— TASK INPUTS —

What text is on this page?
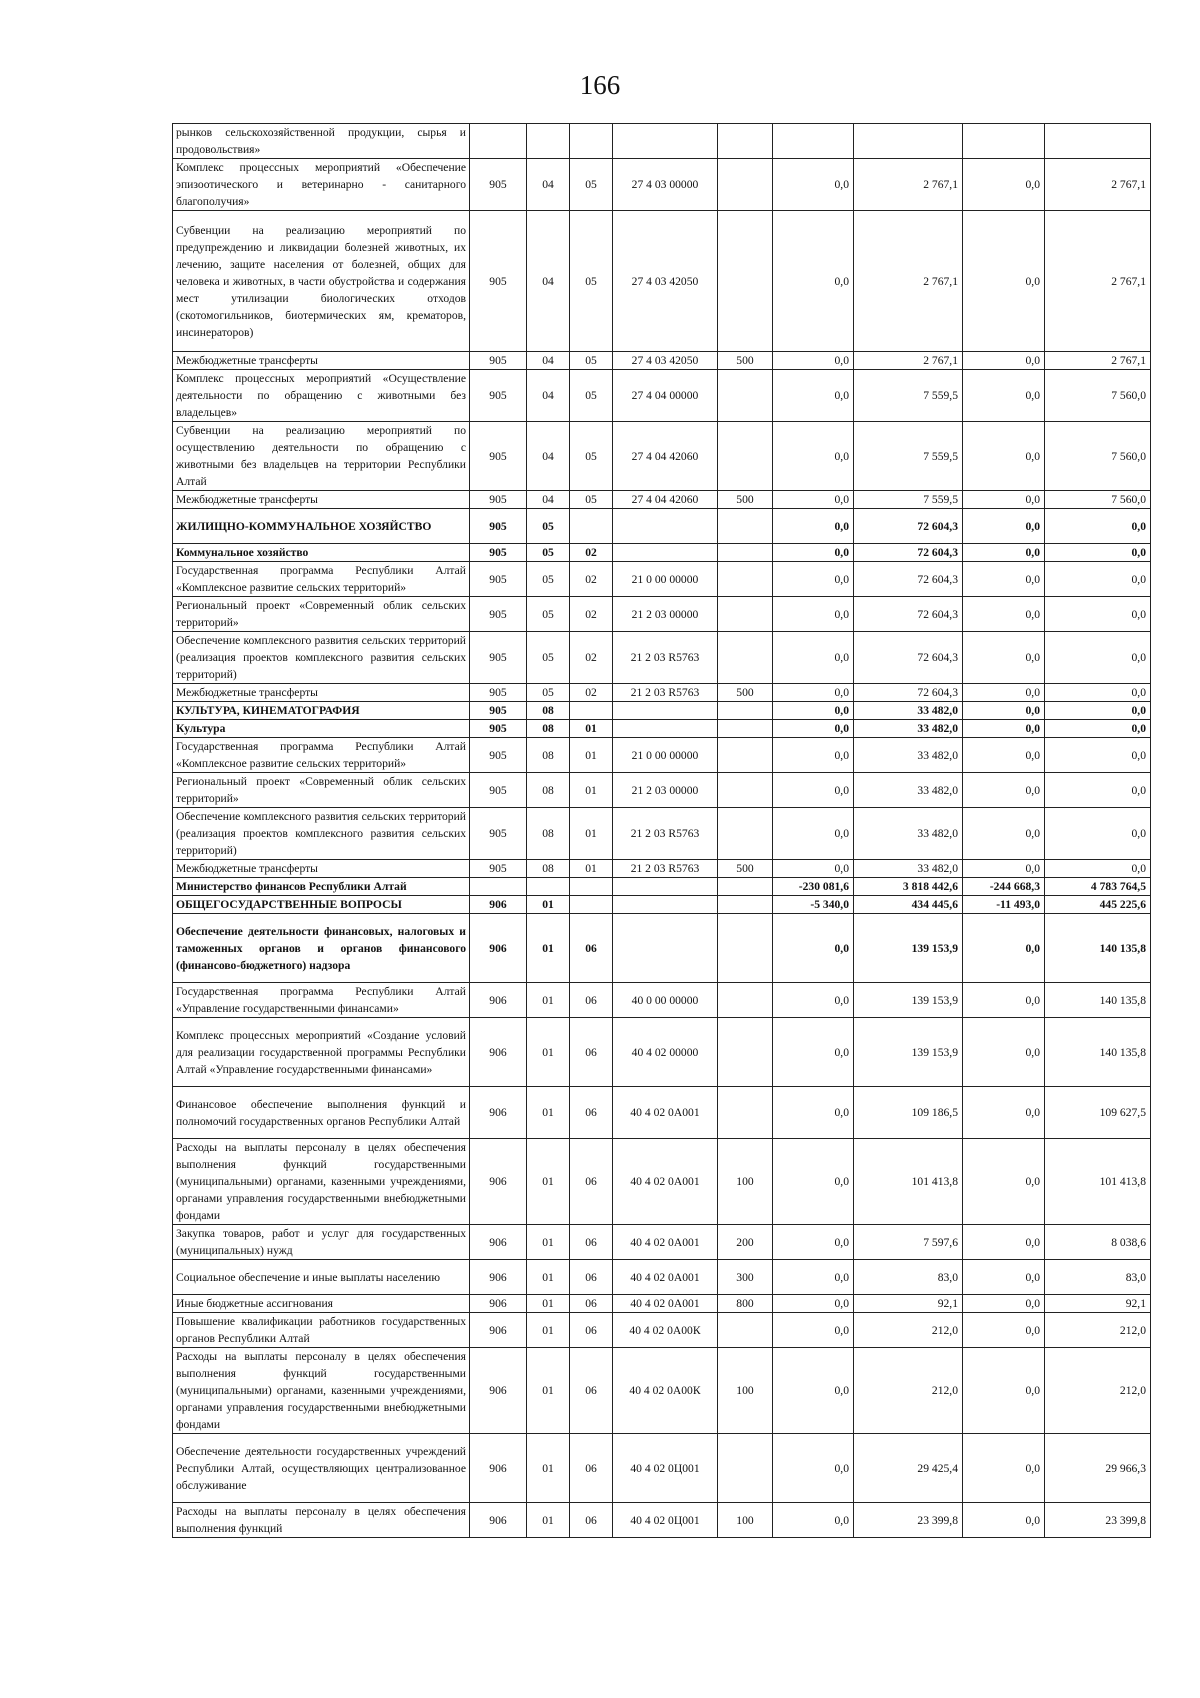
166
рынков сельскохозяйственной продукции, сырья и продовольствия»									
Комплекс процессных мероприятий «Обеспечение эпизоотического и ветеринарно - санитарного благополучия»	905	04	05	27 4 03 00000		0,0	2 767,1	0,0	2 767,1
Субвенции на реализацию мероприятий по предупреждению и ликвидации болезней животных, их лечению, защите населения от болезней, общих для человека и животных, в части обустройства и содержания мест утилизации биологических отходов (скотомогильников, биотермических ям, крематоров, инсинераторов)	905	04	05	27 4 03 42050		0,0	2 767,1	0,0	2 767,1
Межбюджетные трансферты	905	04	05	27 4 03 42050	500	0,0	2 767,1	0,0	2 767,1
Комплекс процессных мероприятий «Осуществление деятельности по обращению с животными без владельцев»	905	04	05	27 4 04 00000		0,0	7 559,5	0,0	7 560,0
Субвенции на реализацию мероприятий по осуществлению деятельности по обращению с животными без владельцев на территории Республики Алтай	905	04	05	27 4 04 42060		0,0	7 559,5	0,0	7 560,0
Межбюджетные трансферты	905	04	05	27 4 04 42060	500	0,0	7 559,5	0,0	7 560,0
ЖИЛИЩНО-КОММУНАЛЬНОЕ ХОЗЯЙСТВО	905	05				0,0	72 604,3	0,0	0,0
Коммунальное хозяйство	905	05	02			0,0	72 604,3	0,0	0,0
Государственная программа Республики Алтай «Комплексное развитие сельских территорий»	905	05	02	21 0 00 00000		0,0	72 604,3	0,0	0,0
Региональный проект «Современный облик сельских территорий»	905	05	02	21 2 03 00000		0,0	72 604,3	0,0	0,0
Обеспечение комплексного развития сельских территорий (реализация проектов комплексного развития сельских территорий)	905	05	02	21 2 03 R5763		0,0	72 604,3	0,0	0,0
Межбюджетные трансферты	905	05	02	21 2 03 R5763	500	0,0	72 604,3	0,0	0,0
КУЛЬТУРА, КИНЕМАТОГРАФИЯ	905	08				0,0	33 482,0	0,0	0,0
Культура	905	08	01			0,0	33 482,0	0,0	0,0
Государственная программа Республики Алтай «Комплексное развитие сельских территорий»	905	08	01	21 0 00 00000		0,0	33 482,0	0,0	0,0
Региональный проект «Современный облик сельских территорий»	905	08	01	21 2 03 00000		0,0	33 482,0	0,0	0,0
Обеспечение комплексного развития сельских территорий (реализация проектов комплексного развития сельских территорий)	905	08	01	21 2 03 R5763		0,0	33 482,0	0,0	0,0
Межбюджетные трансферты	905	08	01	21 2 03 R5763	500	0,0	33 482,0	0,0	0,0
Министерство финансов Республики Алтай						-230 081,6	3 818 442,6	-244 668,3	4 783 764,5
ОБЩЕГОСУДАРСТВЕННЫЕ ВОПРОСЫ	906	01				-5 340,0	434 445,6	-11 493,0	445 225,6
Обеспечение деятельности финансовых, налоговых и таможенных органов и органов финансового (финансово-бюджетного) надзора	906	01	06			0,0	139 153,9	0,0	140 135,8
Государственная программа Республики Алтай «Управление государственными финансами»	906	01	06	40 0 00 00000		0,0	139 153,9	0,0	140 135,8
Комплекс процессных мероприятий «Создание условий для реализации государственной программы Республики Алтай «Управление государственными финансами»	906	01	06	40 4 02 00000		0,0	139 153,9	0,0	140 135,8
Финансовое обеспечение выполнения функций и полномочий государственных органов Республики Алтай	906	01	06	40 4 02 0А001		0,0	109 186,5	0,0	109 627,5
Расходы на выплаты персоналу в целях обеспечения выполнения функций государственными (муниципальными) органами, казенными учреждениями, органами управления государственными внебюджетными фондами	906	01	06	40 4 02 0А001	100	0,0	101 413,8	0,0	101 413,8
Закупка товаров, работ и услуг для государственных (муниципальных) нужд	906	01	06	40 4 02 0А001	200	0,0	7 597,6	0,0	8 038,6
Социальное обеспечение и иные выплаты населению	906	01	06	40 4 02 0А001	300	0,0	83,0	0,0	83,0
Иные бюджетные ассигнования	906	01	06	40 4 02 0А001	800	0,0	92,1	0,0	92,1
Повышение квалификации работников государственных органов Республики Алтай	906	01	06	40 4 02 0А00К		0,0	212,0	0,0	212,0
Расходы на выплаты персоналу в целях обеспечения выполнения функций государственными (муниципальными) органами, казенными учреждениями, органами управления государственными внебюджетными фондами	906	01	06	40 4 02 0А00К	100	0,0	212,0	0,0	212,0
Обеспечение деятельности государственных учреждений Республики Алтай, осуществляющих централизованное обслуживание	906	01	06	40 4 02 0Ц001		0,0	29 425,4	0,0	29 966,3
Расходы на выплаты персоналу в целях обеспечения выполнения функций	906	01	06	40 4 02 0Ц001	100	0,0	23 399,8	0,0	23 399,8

— STATED GOAL —
Every record is to be reproduced exactly, with no pictures included.

— SOLUTION FOR THIS EXERCISE —
What text is on this page?
166
рынков сельскохозяйственной продукции, сырья и продовольствия»									
Комплекс процессных мероприятий «Обеспечение эпизоотического и ветеринарно - санитарного благополучия»	905	04	05	27 4 03 00000		0,0	2 767,1	0,0	2 767,1
Субвенции на реализацию мероприятий по предупреждению и ликвидации болезней животных, их лечению, защите населения от болезней, общих для человека и животных, в части обустройства и содержания мест утилизации биологических отходов (скотомогильников, биотермических ям, крематоров, инсинераторов)	905	04	05	27 4 03 42050		0,0	2 767,1	0,0	2 767,1
Межбюджетные трансферты	905	04	05	27 4 03 42050	500	0,0	2 767,1	0,0	2 767,1
Комплекс процессных мероприятий «Осуществление деятельности по обращению с животными без владельцев»	905	04	05	27 4 04 00000		0,0	7 559,5	0,0	7 560,0
Субвенции на реализацию мероприятий по осуществлению деятельности по обращению с животными без владельцев на территории Республики Алтай	905	04	05	27 4 04 42060		0,0	7 559,5	0,0	7 560,0
Межбюджетные трансферты	905	04	05	27 4 04 42060	500	0,0	7 559,5	0,0	7 560,0
ЖИЛИЩНО-КОММУНАЛЬНОЕ ХОЗЯЙСТВО	905	05				0,0	72 604,3	0,0	0,0
Коммунальное хозяйство	905	05	02			0,0	72 604,3	0,0	0,0
Государственная программа Республики Алтай «Комплексное развитие сельских территорий»	905	05	02	21 0 00 00000		0,0	72 604,3	0,0	0,0
Региональный проект «Современный облик сельских территорий»	905	05	02	21 2 03 00000		0,0	72 604,3	0,0	0,0
Обеспечение комплексного развития сельских территорий (реализация проектов комплексного развития сельских территорий)	905	05	02	21 2 03 R5763		0,0	72 604,3	0,0	0,0
Межбюджетные трансферты	905	05	02	21 2 03 R5763	500	0,0	72 604,3	0,0	0,0
КУЛЬТУРА, КИНЕМАТОГРАФИЯ	905	08				0,0	33 482,0	0,0	0,0
Культура	905	08	01			0,0	33 482,0	0,0	0,0
Государственная программа Республики Алтай «Комплексное развитие сельских территорий»	905	08	01	21 0 00 00000		0,0	33 482,0	0,0	0,0
Региональный проект «Современный облик сельских территорий»	905	08	01	21 2 03 00000		0,0	33 482,0	0,0	0,0
Обеспечение комплексного развития сельских территорий (реализация проектов комплексного развития сельских территорий)	905	08	01	21 2 03 R5763		0,0	33 482,0	0,0	0,0
Межбюджетные трансферты	905	08	01	21 2 03 R5763	500	0,0	33 482,0	0,0	0,0
Министерство финансов Республики Алтай						-230 081,6	3 818 442,6	-244 668,3	4 783 764,5
ОБЩЕГОСУДАРСТВЕННЫЕ ВОПРОСЫ	906	01				-5 340,0	434 445,6	-11 493,0	445 225,6
Обеспечение деятельности финансовых, налоговых и таможенных органов и органов финансового (финансово-бюджетного) надзора	906	01	06			0,0	139 153,9	0,0	140 135,8
Государственная программа Республики Алтай «Управление государственными финансами»	906	01	06	40 0 00 00000		0,0	139 153,9	0,0	140 135,8
Комплекс процессных мероприятий «Создание условий для реализации государственной программы Республики Алтай «Управление государственными финансами»	906	01	06	40 4 02 00000		0,0	139 153,9	0,0	140 135,8
Финансовое обеспечение выполнения функций и полномочий государственных органов Республики Алтай	906	01	06	40 4 02 0А001		0,0	109 186,5	0,0	109 627,5
Расходы на выплаты персоналу в целях обеспечения выполнения функций государственными (муниципальными) органами, казенными учреждениями, органами управления государственными внебюджетными фондами	906	01	06	40 4 02 0А001	100	0,0	101 413,8	0,0	101 413,8
Закупка товаров, работ и услуг для государственных (муниципальных) нужд	906	01	06	40 4 02 0А001	200	0,0	7 597,6	0,0	8 038,6
Социальное обеспечение и иные выплаты населению	906	01	06	40 4 02 0А001	300	0,0	83,0	0,0	83,0
Иные бюджетные ассигнования	906	01	06	40 4 02 0А001	800	0,0	92,1	0,0	92,1
Повышение квалификации работников государственных органов Республики Алтай	906	01	06	40 4 02 0А00К		0,0	212,0	0,0	212,0
Расходы на выплаты персоналу в целях обеспечения выполнения функций государственными (муниципальными) органами, казенными учреждениями, органами управления государственными внебюджетными фондами	906	01	06	40 4 02 0А00К	100	0,0	212,0	0,0	212,0
Обеспечение деятельности государственных учреждений Республики Алтай, осуществляющих централизованное обслуживание	906	01	06	40 4 02 0Ц001		0,0	29 425,4	0,0	29 966,3
Расходы на выплаты персоналу в целях обеспечения выполнения функций	906	01	06	40 4 02 0Ц001	100	0,0	23 399,8	0,0	23 399,8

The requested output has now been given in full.